WHAT THE TASK REQUIRES: All of the records listed below should be retyped exactly.

RECORDS PROVIDED:
________________________________________
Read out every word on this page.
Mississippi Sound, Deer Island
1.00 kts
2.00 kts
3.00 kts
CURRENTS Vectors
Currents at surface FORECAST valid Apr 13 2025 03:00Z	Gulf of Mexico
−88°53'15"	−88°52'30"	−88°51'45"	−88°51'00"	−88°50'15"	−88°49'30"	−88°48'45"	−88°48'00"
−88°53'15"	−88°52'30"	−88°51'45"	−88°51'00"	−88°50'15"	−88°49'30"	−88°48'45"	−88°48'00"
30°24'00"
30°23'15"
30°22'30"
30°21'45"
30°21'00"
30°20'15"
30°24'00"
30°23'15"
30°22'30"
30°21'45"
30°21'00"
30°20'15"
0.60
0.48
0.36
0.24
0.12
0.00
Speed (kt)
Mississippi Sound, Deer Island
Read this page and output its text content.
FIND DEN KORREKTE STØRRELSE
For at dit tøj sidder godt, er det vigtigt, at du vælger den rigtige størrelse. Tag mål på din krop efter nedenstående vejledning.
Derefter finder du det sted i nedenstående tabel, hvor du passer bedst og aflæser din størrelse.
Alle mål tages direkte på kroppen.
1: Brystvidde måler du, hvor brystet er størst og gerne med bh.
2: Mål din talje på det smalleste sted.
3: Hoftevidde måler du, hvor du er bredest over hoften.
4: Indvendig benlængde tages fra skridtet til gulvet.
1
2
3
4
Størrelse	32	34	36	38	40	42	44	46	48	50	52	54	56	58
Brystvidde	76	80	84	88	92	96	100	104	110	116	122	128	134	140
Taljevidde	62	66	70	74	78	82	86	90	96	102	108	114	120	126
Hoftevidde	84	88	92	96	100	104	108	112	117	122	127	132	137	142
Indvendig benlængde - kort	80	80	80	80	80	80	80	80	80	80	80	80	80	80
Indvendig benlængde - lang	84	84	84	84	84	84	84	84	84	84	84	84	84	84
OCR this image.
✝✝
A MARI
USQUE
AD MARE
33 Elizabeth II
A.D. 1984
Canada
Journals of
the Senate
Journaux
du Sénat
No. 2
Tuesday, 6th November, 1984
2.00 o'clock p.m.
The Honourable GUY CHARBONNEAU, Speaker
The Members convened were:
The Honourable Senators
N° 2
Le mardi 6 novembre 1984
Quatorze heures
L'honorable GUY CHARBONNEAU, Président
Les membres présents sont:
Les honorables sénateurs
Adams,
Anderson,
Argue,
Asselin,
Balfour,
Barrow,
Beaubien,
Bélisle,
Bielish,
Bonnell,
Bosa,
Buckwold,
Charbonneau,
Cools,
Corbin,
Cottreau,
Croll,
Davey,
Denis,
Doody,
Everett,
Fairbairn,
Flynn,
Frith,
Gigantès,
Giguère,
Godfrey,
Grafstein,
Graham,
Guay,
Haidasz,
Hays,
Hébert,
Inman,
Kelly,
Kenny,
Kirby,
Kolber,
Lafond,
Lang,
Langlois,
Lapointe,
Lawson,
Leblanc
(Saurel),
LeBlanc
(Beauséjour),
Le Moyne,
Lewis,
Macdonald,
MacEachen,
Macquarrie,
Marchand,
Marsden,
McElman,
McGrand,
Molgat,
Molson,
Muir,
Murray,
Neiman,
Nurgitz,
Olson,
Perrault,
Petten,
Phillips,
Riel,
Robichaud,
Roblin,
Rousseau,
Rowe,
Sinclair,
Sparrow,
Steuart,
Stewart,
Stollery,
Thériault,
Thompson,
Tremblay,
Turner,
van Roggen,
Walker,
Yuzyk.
________________________________________
RESPONSE TO THE TASK:
Read out every word on this page.
Mississippi Sound, Deer Island
1.00 kts
2.00 kts
3.00 kts
CURRENTS Vectors
Currents at surface FORECAST valid Apr 13 2025 03:00Z	Gulf of Mexico
−88°53'15"	−88°52'30"	−88°51'45"	−88°51'00"	−88°50'15"	−88°49'30"	−88°48'45"	−88°48'00"
−88°53'15"	−88°52'30"	−88°51'45"	−88°51'00"	−88°50'15"	−88°49'30"	−88°48'45"	−88°48'00"
30°24'00"
30°23'15"
30°22'30"
30°21'45"
30°21'00"
30°20'15"
30°24'00"
30°23'15"
30°22'30"
30°21'45"
30°21'00"
30°20'15"
0.60
0.48
0.36
0.24
0.12
0.00
Speed (kt)
Mississippi Sound, Deer Island
Read this page and output its text content.
FIND DEN KORREKTE STØRRELSE
For at dit tøj sidder godt, er det vigtigt, at du vælger den rigtige størrelse. Tag mål på din krop efter nedenstående vejledning.
Derefter finder du det sted i nedenstående tabel, hvor du passer bedst og aflæser din størrelse.
Alle mål tages direkte på kroppen.
1: Brystvidde måler du, hvor brystet er størst og gerne med bh.
2: Mål din talje på det smalleste sted.
3: Hoftevidde måler du, hvor du er bredest over hoften.
4: Indvendig benlængde tages fra skridtet til gulvet.
1
2
3
4
Størrelse	32	34	36	38	40	42	44	46	48	50	52	54	56	58
Brystvidde	76	80	84	88	92	96	100	104	110	116	122	128	134	140
Taljevidde	62	66	70	74	78	82	86	90	96	102	108	114	120	126
Hoftevidde	84	88	92	96	100	104	108	112	117	122	127	132	137	142
Indvendig benlængde - kort	80	80	80	80	80	80	80	80	80	80	80	80	80	80
Indvendig benlængde - lang	84	84	84	84	84	84	84	84	84	84	84	84	84	84
OCR this image.
✝✝
A MARI
USQUE
AD MARE
33 Elizabeth II
A.D. 1984
Canada
Journals of
the Senate
Journaux
du Sénat
No. 2
Tuesday, 6th November, 1984
2.00 o'clock p.m.
The Honourable GUY CHARBONNEAU, Speaker
The Members convened were:
The Honourable Senators
N° 2
Le mardi 6 novembre 1984
Quatorze heures
L'honorable GUY CHARBONNEAU, Président
Les membres présents sont:
Les honorables sénateurs
Adams,
Anderson,
Argue,
Asselin,
Balfour,
Barrow,
Beaubien,
Bélisle,
Bielish,
Bonnell,
Bosa,
Buckwold,
Charbonneau,
Cools,
Corbin,
Cottreau,
Croll,
Davey,
Denis,
Doody,
Everett,
Fairbairn,
Flynn,
Frith,
Gigantès,
Giguère,
Godfrey,
Grafstein,
Graham,
Guay,
Haidasz,
Hays,
Hébert,
Inman,
Kelly,
Kenny,
Kirby,
Kolber,
Lafond,
Lang,
Langlois,
Lapointe,
Lawson,
Leblanc
(Saurel),
LeBlanc
(Beauséjour),
Le Moyne,
Lewis,
Macdonald,
MacEachen,
Macquarrie,
Marchand,
Marsden,
McElman,
McGrand,
Molgat,
Molson,
Muir,
Murray,
Neiman,
Nurgitz,
Olson,
Perrault,
Petten,
Phillips,
Riel,
Robichaud,
Roblin,
Rousseau,
Rowe,
Sinclair,
Sparrow,
Steuart,
Stewart,
Stollery,
Thériault,
Thompson,
Tremblay,
Turner,
van Roggen,
Walker,
Yuzyk.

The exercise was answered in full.